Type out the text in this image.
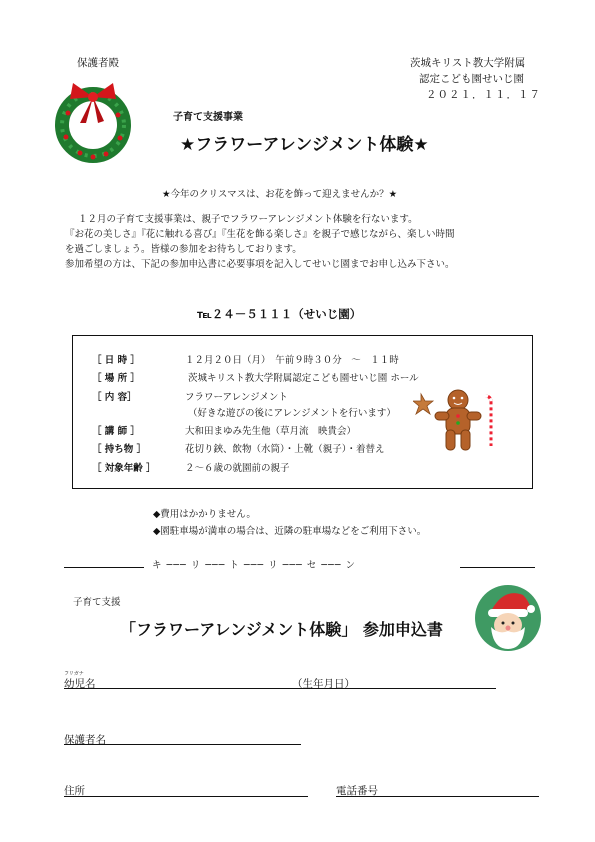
保護者殿	茨城キリスト教大学附属
認定こども園せいじ園
２０２１．１１．１７
子育て支援事業
★フラワーアレンジメント体験★
★今年のクリスマスは、お花を飾って迎えませんか？★
１２月の子育て支援事業は、親子でフラワーアレンジメント体験を行ないます。
『お花の美しさ』『花に触れる喜び』『生花を飾る楽しさ』を親子で感じながら、楽しい時間
を過ごしましょう。皆様の参加をお待ちしております。
参加希望の方は、下記の参加申込書に必要事項を記入してせいじ園までお申し込み下さい。
℡２４－５１１１（せいじ園）
［ 日 時 ］	１２月２０日（月）　午前９時３０分　～　１１時
［ 場 所 ］	茨城キリスト教大学附属認定こども園せいじ園 ホール
［ 内 容］	フラワーアレンジメント
（好きな遊びの後にアレンジメントを行います）
［ 講 師 ］	大和田まゆみ先生他（草月流　映貴会）
［ 持ち物 ］	花切り鋏、飲物（水筒）・上靴（親子）・着替え
［ 対象年齢 ］	２～６歳の就園前の親子
◆費用はかかりません。
◆園駐車場が満車の場合は、近隣の駐車場などをご利用下さい。
キ ─── リ ─── ト ─── リ ─── セ ─── ン
子育て支援
「フラワーアレンジメント体験」 参加申込書
フリガナ
幼児名	（生年月日）
保護者名
住所	電話番号
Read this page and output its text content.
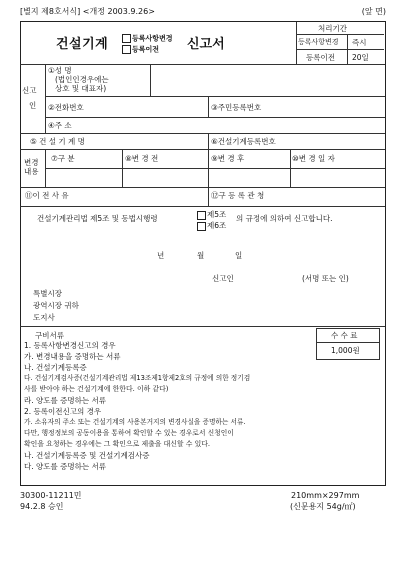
[별지 제8호서식] <개정 2003.9.26>	(앞 면)
건설기계	등록사항변경
등록이전 신고서
처리기간
등록사항변경 즉시
등록이전 20일
신고
인
①성 명
(법인인경우에는
상호 및 대표자)
②전화번호	③주민등록번호
④주 소
⑤ 건 설 기 계 명	⑥건설기계등록번호
변경
내용
⑦구 분	⑧변 경 전	⑨변 경 후	⑩변 경 일 자
⑪이 전 사 유	⑫구 등 록 관 청
건설기계관리법 제5조 및 동법시행령	제5조
제6조
의 규정에 의하여 신고합니다.
년	월	일
신고인	(서명 또는 인)
특별시장
광역시장 귀하
도지사
구비서류	수 수 료
1,000원
1. 등록사항변경신고의 경우
가. 변경내용을 증명하는 서류
나. 건설기계등록증
다. 건설기계검사증(건설기계관리법 제13조제1항제2호의 규정에 의한 정기검
사를 받아야 하는 건설기계에 한한다. 이하 같다)
라. 양도를 증명하는 서류
2. 등록이전신고의 경우
가. 소유자의 주소 또는 건설기계의 사용본거지의 변경사실을 증명하는 서류.
다만, 행정정보의 공동이용을 통하여 확인할 수 있는 경우로서 신청인이
확인을 요청하는 경우에는 그 확인으로 제출을 대신할 수 있다.
나. 건설기계등록증 및 건설기계검사증
다. 양도를 증명하는 서류
30300-11211민
94.2.8 승인
210mm×297mm
(신문용지 54g/㎡)
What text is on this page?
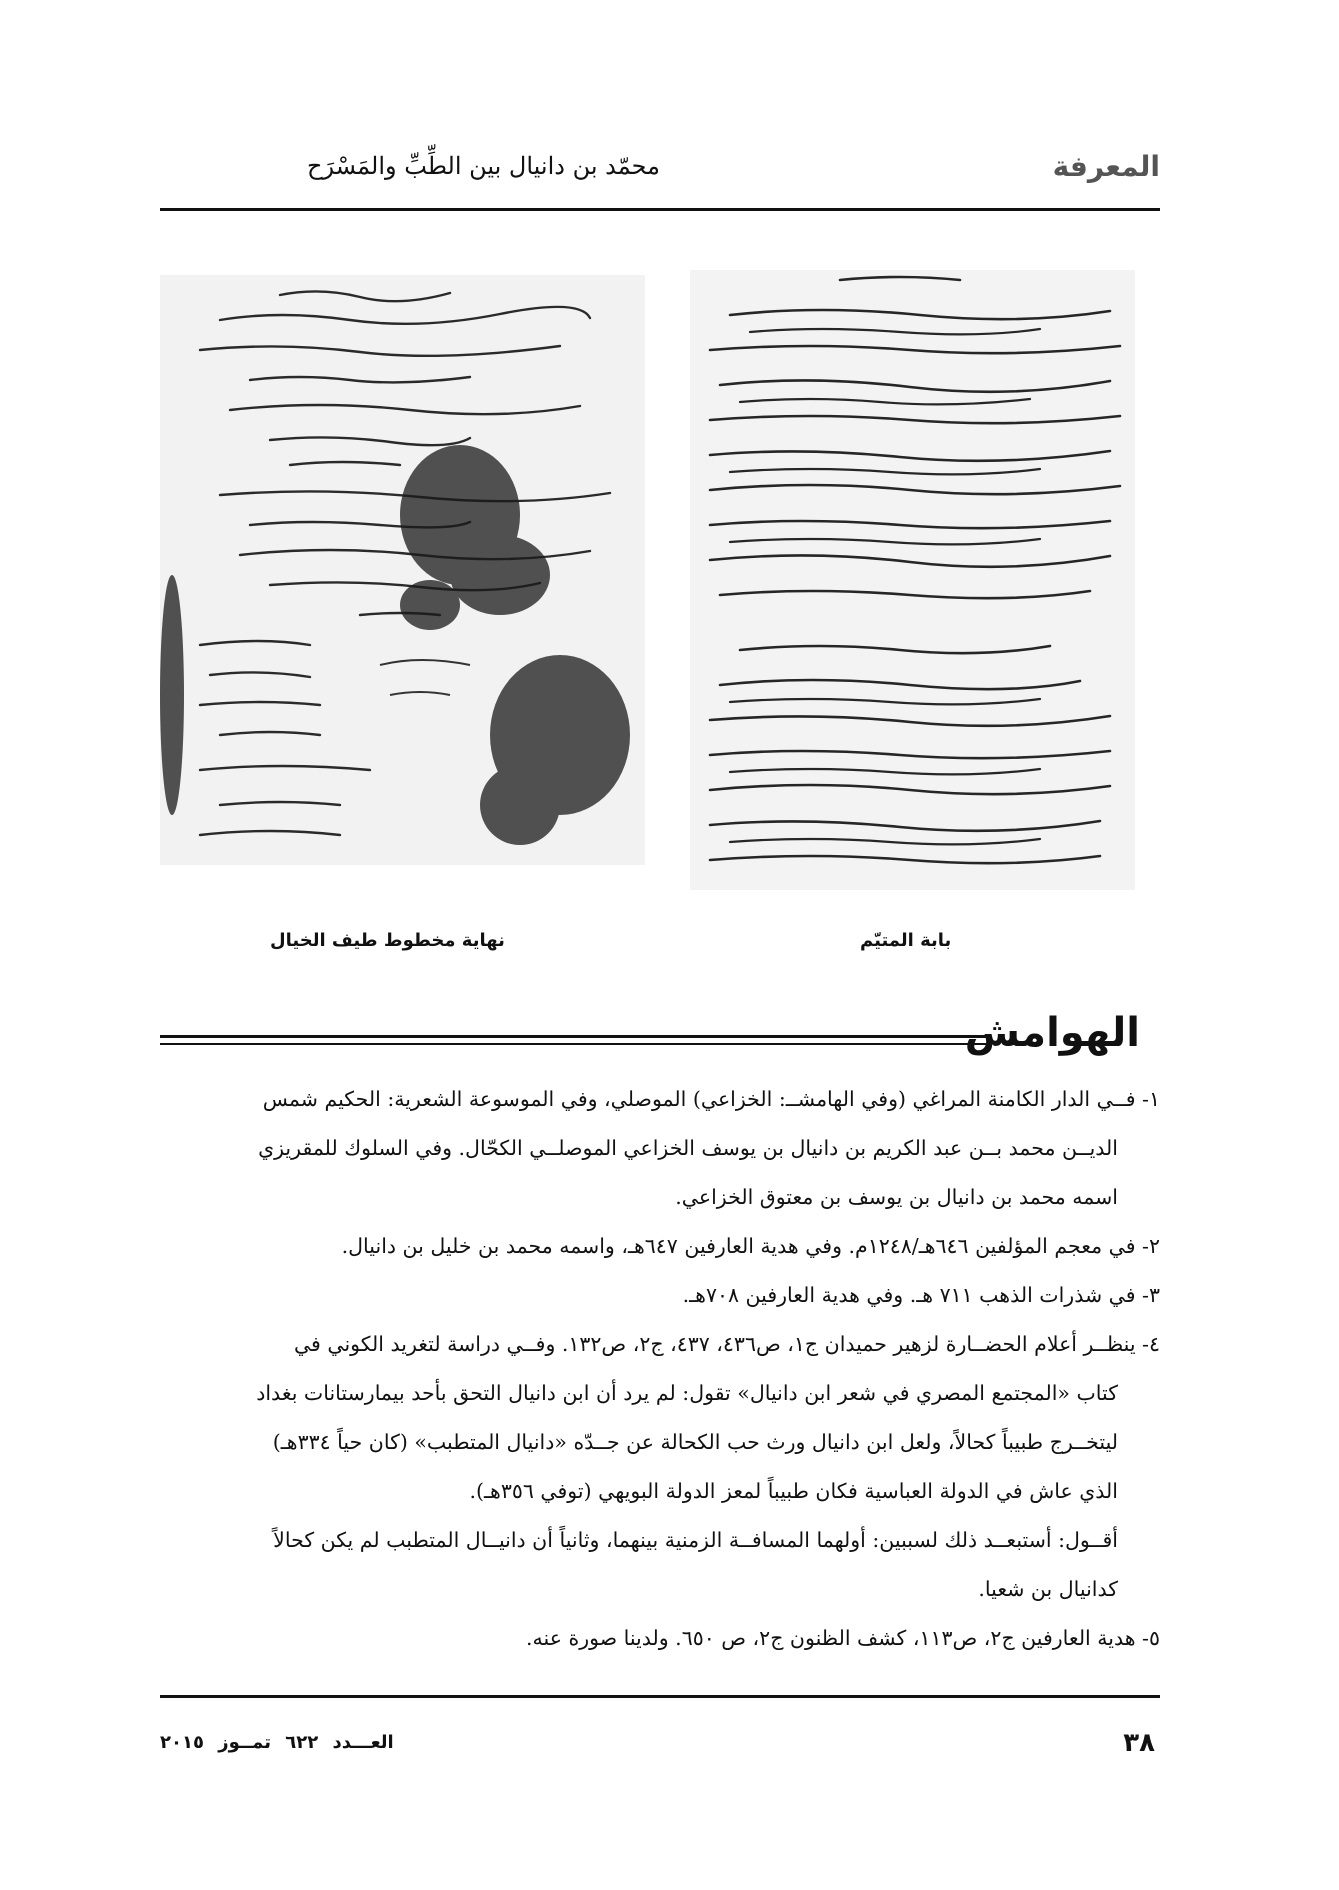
محمّد بن دانيال بين الطِّبِّ والمَسْرَح	المعرفة
نهاية مخطوط طيف الخيال	بابة المتيّم
الهوامش
١- فــي الدار الكامنة المراغي (وفي الهامشــ: الخزاعي) الموصلي، وفي الموسوعة الشعرية: الحكيم شمس
الديــن محمد بــن عبد الكريم بن دانيال بن يوسف الخزاعي الموصلــي الكحّال. وفي السلوك للمقريزي
اسمه محمد بن دانيال بن يوسف بن معتوق الخزاعي.
٢- في معجم المؤلفين ٦٤٦هـ/١٢٤٨م. وفي هدية العارفين ٦٤٧هـ، واسمه محمد بن خليل بن دانيال.
٣- في شذرات الذهب ٧١١ هـ. وفي هدية العارفين ٧٠٨هـ.
٤- ينظــر أعلام الحضــارة لزهير حميدان ج١، ص٤٣٦، ٤٣٧، ج٢، ص١٣٢. وفــي دراسة لتغريد الكوني في
كتاب «المجتمع المصري في شعر ابن دانيال» تقول: لم يرد أن ابن دانيال التحق بأحد بيمارستانات بغداد
ليتخــرج طبيباً كحالاً، ولعل ابن دانيال ورث حب الكحالة عن جــدّه «دانيال المتطبب» (كان حياً ٣٣٤هـ)
الذي عاش في الدولة العباسية فكان طبيباً لمعز الدولة البويهي (توفي ٣٥٦هـ).
أقــول: أستبعــد ذلك لسببين: أولهما المسافــة الزمنية بينهما، وثانياً أن دانيــال المتطبب لم يكن كحالاً
كدانيال بن شعيا.
٥- هدية العارفين ج٢، ص١١٣، كشف الظنون ج٢، ص ٦٥٠. ولدينا صورة عنه.
٣٨
العـــدد ٦٢٢ تمــوز ٢٠١٥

Task to carry out
Pictures stay out; repeat all the rest of the records exactly.

Exercise response
Type out the text in this image.
保護者殿	茨城キリスト教大学附属
認定こども園せいじ園
２０２１．１１．１７
子育て支援事業
★フラワーアレンジメント体験★
★今年のクリスマスは、お花を飾って迎えませんか？★
１２月の子育て支援事業は、親子でフラワーアレンジメント体験を行ないます。
『お花の美しさ』『花に触れる喜び』『生花を飾る楽しさ』を親子で感じながら、楽しい時間
を過ごしましょう。皆様の参加をお待ちしております。
参加希望の方は、下記の参加申込書に必要事項を記入してせいじ園までお申し込み下さい。
℡２４－５１１１（せいじ園）
［ 日 時 ］	１２月２０日（月）　午前９時３０分　～　１１時
［ 場 所 ］	茨城キリスト教大学附属認定こども園せいじ園 ホール
［ 内 容］	フラワーアレンジメント
（好きな遊びの後にアレンジメントを行います）
［ 講 師 ］	大和田まゆみ先生他（草月流　映貴会）
［ 持ち物 ］	花切り鋏、飲物（水筒）・上靴（親子）・着替え
［ 対象年齢 ］	２～６歳の就園前の親子
◆費用はかかりません。
◆園駐車場が満車の場合は、近隣の駐車場などをご利用下さい。
キ ─── リ ─── ト ─── リ ─── セ ─── ン
子育て支援
「フラワーアレンジメント体験」 参加申込書
フリガナ
幼児名	（生年月日）
保護者名
住所	電話番号
Read this page and output its text content.
[별지 제8호서식] <개정 2003.9.26>	(앞 면)
건설기계	등록사항변경
등록이전 신고서
처리기간
등록사항변경 즉시
등록이전 20일
신고
인
①성 명
(법인인경우에는
상호 및 대표자)
②전화번호	③주민등록번호
④주 소
⑤ 건 설 기 계 명	⑥건설기계등록번호
변경
내용
⑦구 분	⑧변 경 전	⑨변 경 후	⑩변 경 일 자
⑪이 전 사 유	⑫구 등 록 관 청
건설기계관리법 제5조 및 동법시행령	제5조
제6조
의 규정에 의하여 신고합니다.
년	월	일
신고인	(서명 또는 인)
특별시장
광역시장 귀하
도지사
구비서류	수 수 료
1,000원
1. 등록사항변경신고의 경우
가. 변경내용을 증명하는 서류
나. 건설기계등록증
다. 건설기계검사증(건설기계관리법 제13조제1항제2호의 규정에 의한 정기검
사를 받아야 하는 건설기계에 한한다. 이하 같다)
라. 양도를 증명하는 서류
2. 등록이전신고의 경우
가. 소유자의 주소 또는 건설기계의 사용본거지의 변경사실을 증명하는 서류.
다만, 행정정보의 공동이용을 통하여 확인할 수 있는 경우로서 신청인이
확인을 요청하는 경우에는 그 확인으로 제출을 대신할 수 있다.
나. 건설기계등록증 및 건설기계검사증
다. 양도를 증명하는 서류
30300-11211민
94.2.8 승인
210mm×297mm
(신문용지 54g/㎡)
What text is on this page?
محمّد بن دانيال بين الطِّبِّ والمَسْرَح	المعرفة
نهاية مخطوط طيف الخيال	بابة المتيّم
الهوامش
١- فــي الدار الكامنة المراغي (وفي الهامشــ: الخزاعي) الموصلي، وفي الموسوعة الشعرية: الحكيم شمس
الديــن محمد بــن عبد الكريم بن دانيال بن يوسف الخزاعي الموصلــي الكحّال. وفي السلوك للمقريزي
اسمه محمد بن دانيال بن يوسف بن معتوق الخزاعي.
٢- في معجم المؤلفين ٦٤٦هـ/١٢٤٨م. وفي هدية العارفين ٦٤٧هـ، واسمه محمد بن خليل بن دانيال.
٣- في شذرات الذهب ٧١١ هـ. وفي هدية العارفين ٧٠٨هـ.
٤- ينظــر أعلام الحضــارة لزهير حميدان ج١، ص٤٣٦، ٤٣٧، ج٢، ص١٣٢. وفــي دراسة لتغريد الكوني في
كتاب «المجتمع المصري في شعر ابن دانيال» تقول: لم يرد أن ابن دانيال التحق بأحد بيمارستانات بغداد
ليتخــرج طبيباً كحالاً، ولعل ابن دانيال ورث حب الكحالة عن جــدّه «دانيال المتطبب» (كان حياً ٣٣٤هـ)
الذي عاش في الدولة العباسية فكان طبيباً لمعز الدولة البويهي (توفي ٣٥٦هـ).
أقــول: أستبعــد ذلك لسببين: أولهما المسافــة الزمنية بينهما، وثانياً أن دانيــال المتطبب لم يكن كحالاً
كدانيال بن شعيا.
٥- هدية العارفين ج٢، ص١١٣، كشف الظنون ج٢، ص ٦٥٠. ولدينا صورة عنه.
٣٨
العـــدد ٦٢٢ تمــوز ٢٠١٥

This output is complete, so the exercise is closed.